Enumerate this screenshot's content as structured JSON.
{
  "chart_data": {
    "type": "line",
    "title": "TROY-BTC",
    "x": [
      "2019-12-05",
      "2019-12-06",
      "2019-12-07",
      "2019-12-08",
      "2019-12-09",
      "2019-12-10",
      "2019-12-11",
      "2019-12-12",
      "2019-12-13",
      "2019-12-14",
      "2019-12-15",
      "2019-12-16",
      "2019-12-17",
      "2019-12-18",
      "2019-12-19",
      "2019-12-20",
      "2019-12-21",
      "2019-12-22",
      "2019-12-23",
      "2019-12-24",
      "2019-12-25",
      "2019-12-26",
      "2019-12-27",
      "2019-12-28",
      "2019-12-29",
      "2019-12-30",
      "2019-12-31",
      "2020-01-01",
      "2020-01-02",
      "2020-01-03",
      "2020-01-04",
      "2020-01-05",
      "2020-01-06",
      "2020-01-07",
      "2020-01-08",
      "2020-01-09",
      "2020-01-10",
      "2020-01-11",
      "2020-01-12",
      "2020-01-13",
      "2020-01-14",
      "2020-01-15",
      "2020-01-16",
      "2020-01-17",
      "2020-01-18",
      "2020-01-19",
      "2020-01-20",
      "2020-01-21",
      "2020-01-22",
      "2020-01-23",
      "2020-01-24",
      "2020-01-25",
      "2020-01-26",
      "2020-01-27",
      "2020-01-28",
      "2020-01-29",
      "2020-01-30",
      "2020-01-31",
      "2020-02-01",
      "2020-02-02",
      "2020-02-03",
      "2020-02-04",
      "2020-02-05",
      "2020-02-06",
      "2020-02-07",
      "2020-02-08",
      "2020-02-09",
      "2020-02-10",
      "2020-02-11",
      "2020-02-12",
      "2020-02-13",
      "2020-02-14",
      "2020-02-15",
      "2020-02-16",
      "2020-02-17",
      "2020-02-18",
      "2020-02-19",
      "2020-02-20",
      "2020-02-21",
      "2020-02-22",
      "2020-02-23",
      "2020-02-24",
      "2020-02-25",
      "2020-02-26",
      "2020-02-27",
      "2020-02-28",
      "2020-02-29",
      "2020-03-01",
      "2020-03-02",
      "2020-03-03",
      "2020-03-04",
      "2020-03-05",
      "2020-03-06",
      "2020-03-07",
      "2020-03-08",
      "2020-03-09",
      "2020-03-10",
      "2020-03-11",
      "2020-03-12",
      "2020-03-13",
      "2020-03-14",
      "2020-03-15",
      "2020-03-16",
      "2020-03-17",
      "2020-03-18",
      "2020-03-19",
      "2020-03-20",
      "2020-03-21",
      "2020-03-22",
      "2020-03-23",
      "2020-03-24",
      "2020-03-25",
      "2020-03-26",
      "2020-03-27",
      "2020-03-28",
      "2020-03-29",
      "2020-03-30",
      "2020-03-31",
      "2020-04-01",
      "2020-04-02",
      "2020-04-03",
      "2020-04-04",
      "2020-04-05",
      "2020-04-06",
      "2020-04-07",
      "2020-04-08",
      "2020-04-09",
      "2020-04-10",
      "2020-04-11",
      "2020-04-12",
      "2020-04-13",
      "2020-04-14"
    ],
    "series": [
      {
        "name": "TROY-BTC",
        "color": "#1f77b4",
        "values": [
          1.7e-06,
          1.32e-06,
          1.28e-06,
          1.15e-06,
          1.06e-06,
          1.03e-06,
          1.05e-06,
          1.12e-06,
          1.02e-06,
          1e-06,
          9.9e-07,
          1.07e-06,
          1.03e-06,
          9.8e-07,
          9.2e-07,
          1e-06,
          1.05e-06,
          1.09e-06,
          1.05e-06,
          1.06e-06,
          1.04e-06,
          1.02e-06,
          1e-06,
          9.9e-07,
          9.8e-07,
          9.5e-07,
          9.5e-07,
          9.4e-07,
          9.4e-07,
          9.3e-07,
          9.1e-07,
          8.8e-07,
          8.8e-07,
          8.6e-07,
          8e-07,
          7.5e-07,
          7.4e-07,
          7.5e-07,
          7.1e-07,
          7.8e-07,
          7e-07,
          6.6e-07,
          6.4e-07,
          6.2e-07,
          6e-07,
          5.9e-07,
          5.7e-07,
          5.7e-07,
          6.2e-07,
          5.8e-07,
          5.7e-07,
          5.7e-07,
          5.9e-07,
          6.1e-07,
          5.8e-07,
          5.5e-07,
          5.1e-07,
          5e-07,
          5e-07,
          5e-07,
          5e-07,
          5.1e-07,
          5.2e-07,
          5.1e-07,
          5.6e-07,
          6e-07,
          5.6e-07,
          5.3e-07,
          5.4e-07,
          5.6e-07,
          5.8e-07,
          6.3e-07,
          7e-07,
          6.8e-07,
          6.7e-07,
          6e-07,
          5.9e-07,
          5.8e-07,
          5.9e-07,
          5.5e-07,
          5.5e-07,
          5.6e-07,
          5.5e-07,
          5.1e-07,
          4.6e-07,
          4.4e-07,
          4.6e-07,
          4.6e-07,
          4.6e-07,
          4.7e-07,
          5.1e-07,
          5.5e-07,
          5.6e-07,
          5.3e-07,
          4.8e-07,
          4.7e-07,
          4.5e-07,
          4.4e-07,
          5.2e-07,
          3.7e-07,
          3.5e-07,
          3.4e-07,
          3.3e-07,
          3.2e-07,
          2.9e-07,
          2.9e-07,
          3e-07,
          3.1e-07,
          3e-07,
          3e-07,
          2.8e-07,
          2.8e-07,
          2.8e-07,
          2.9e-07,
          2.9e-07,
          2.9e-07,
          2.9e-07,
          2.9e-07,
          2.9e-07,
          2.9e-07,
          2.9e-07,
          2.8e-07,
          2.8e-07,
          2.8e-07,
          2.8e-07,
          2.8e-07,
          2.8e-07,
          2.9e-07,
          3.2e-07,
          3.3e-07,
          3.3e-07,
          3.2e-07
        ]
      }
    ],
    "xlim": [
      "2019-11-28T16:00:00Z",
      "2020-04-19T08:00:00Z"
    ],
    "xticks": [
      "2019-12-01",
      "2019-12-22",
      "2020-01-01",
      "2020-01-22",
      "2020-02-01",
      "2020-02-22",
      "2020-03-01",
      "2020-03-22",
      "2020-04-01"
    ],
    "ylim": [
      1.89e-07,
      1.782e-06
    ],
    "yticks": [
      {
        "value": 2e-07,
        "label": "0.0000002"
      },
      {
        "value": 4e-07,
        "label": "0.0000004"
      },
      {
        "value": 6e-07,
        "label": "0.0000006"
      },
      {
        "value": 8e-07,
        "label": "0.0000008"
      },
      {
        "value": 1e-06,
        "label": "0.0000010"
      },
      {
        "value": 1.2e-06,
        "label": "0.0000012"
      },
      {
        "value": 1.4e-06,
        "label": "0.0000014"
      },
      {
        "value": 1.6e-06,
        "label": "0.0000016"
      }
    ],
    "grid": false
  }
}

What you will do
Every record above needs to be repeated word for word.

Exercise output
Enumerate this screenshot's content as structured JSON.
{
  "chart_data": {
    "type": "line",
    "title": "TROY-BTC",
    "x": [
      "2019-12-05",
      "2019-12-06",
      "2019-12-07",
      "2019-12-08",
      "2019-12-09",
      "2019-12-10",
      "2019-12-11",
      "2019-12-12",
      "2019-12-13",
      "2019-12-14",
      "2019-12-15",
      "2019-12-16",
      "2019-12-17",
      "2019-12-18",
      "2019-12-19",
      "2019-12-20",
      "2019-12-21",
      "2019-12-22",
      "2019-12-23",
      "2019-12-24",
      "2019-12-25",
      "2019-12-26",
      "2019-12-27",
      "2019-12-28",
      "2019-12-29",
      "2019-12-30",
      "2019-12-31",
      "2020-01-01",
      "2020-01-02",
      "2020-01-03",
      "2020-01-04",
      "2020-01-05",
      "2020-01-06",
      "2020-01-07",
      "2020-01-08",
      "2020-01-09",
      "2020-01-10",
      "2020-01-11",
      "2020-01-12",
      "2020-01-13",
      "2020-01-14",
      "2020-01-15",
      "2020-01-16",
      "2020-01-17",
      "2020-01-18",
      "2020-01-19",
      "2020-01-20",
      "2020-01-21",
      "2020-01-22",
      "2020-01-23",
      "2020-01-24",
      "2020-01-25",
      "2020-01-26",
      "2020-01-27",
      "2020-01-28",
      "2020-01-29",
      "2020-01-30",
      "2020-01-31",
      "2020-02-01",
      "2020-02-02",
      "2020-02-03",
      "2020-02-04",
      "2020-02-05",
      "2020-02-06",
      "2020-02-07",
      "2020-02-08",
      "2020-02-09",
      "2020-02-10",
      "2020-02-11",
      "2020-02-12",
      "2020-02-13",
      "2020-02-14",
      "2020-02-15",
      "2020-02-16",
      "2020-02-17",
      "2020-02-18",
      "2020-02-19",
      "2020-02-20",
      "2020-02-21",
      "2020-02-22",
      "2020-02-23",
      "2020-02-24",
      "2020-02-25",
      "2020-02-26",
      "2020-02-27",
      "2020-02-28",
      "2020-02-29",
      "2020-03-01",
      "2020-03-02",
      "2020-03-03",
      "2020-03-04",
      "2020-03-05",
      "2020-03-06",
      "2020-03-07",
      "2020-03-08",
      "2020-03-09",
      "2020-03-10",
      "2020-03-11",
      "2020-03-12",
      "2020-03-13",
      "2020-03-14",
      "2020-03-15",
      "2020-03-16",
      "2020-03-17",
      "2020-03-18",
      "2020-03-19",
      "2020-03-20",
      "2020-03-21",
      "2020-03-22",
      "2020-03-23",
      "2020-03-24",
      "2020-03-25",
      "2020-03-26",
      "2020-03-27",
      "2020-03-28",
      "2020-03-29",
      "2020-03-30",
      "2020-03-31",
      "2020-04-01",
      "2020-04-02",
      "2020-04-03",
      "2020-04-04",
      "2020-04-05",
      "2020-04-06",
      "2020-04-07",
      "2020-04-08",
      "2020-04-09",
      "2020-04-10",
      "2020-04-11",
      "2020-04-12",
      "2020-04-13",
      "2020-04-14"
    ],
    "series": [
      {
        "name": "TROY-BTC",
        "color": "#1f77b4",
        "values": [
          1.7e-06,
          1.32e-06,
          1.28e-06,
          1.15e-06,
          1.06e-06,
          1.03e-06,
          1.05e-06,
          1.12e-06,
          1.02e-06,
          1e-06,
          9.9e-07,
          1.07e-06,
          1.03e-06,
          9.8e-07,
          9.2e-07,
          1e-06,
          1.05e-06,
          1.09e-06,
          1.05e-06,
          1.06e-06,
          1.04e-06,
          1.02e-06,
          1e-06,
          9.9e-07,
          9.8e-07,
          9.5e-07,
          9.5e-07,
          9.4e-07,
          9.4e-07,
          9.3e-07,
          9.1e-07,
          8.8e-07,
          8.8e-07,
          8.6e-07,
          8e-07,
          7.5e-07,
          7.4e-07,
          7.5e-07,
          7.1e-07,
          7.8e-07,
          7e-07,
          6.6e-07,
          6.4e-07,
          6.2e-07,
          6e-07,
          5.9e-07,
          5.7e-07,
          5.7e-07,
          6.2e-07,
          5.8e-07,
          5.7e-07,
          5.7e-07,
          5.9e-07,
          6.1e-07,
          5.8e-07,
          5.5e-07,
          5.1e-07,
          5e-07,
          5e-07,
          5e-07,
          5e-07,
          5.1e-07,
          5.2e-07,
          5.1e-07,
          5.6e-07,
          6e-07,
          5.6e-07,
          5.3e-07,
          5.4e-07,
          5.6e-07,
          5.8e-07,
          6.3e-07,
          7e-07,
          6.8e-07,
          6.7e-07,
          6e-07,
          5.9e-07,
          5.8e-07,
          5.9e-07,
          5.5e-07,
          5.5e-07,
          5.6e-07,
          5.5e-07,
          5.1e-07,
          4.6e-07,
          4.4e-07,
          4.6e-07,
          4.6e-07,
          4.6e-07,
          4.7e-07,
          5.1e-07,
          5.5e-07,
          5.6e-07,
          5.3e-07,
          4.8e-07,
          4.7e-07,
          4.5e-07,
          4.4e-07,
          5.2e-07,
          3.7e-07,
          3.5e-07,
          3.4e-07,
          3.3e-07,
          3.2e-07,
          2.9e-07,
          2.9e-07,
          3e-07,
          3.1e-07,
          3e-07,
          3e-07,
          2.8e-07,
          2.8e-07,
          2.8e-07,
          2.9e-07,
          2.9e-07,
          2.9e-07,
          2.9e-07,
          2.9e-07,
          2.9e-07,
          2.9e-07,
          2.9e-07,
          2.8e-07,
          2.8e-07,
          2.8e-07,
          2.8e-07,
          2.8e-07,
          2.8e-07,
          2.9e-07,
          3.2e-07,
          3.3e-07,
          3.3e-07,
          3.2e-07
        ]
      }
    ],
    "xlim": [
      "2019-11-28T16:00:00Z",
      "2020-04-19T08:00:00Z"
    ],
    "xticks": [
      "2019-12-01",
      "2019-12-22",
      "2020-01-01",
      "2020-01-22",
      "2020-02-01",
      "2020-02-22",
      "2020-03-01",
      "2020-03-22",
      "2020-04-01"
    ],
    "ylim": [
      1.89e-07,
      1.782e-06
    ],
    "yticks": [
      {
        "value": 2e-07,
        "label": "0.0000002"
      },
      {
        "value": 4e-07,
        "label": "0.0000004"
      },
      {
        "value": 6e-07,
        "label": "0.0000006"
      },
      {
        "value": 8e-07,
        "label": "0.0000008"
      },
      {
        "value": 1e-06,
        "label": "0.0000010"
      },
      {
        "value": 1.2e-06,
        "label": "0.0000012"
      },
      {
        "value": 1.4e-06,
        "label": "0.0000014"
      },
      {
        "value": 1.6e-06,
        "label": "0.0000016"
      }
    ],
    "grid": false
  }
}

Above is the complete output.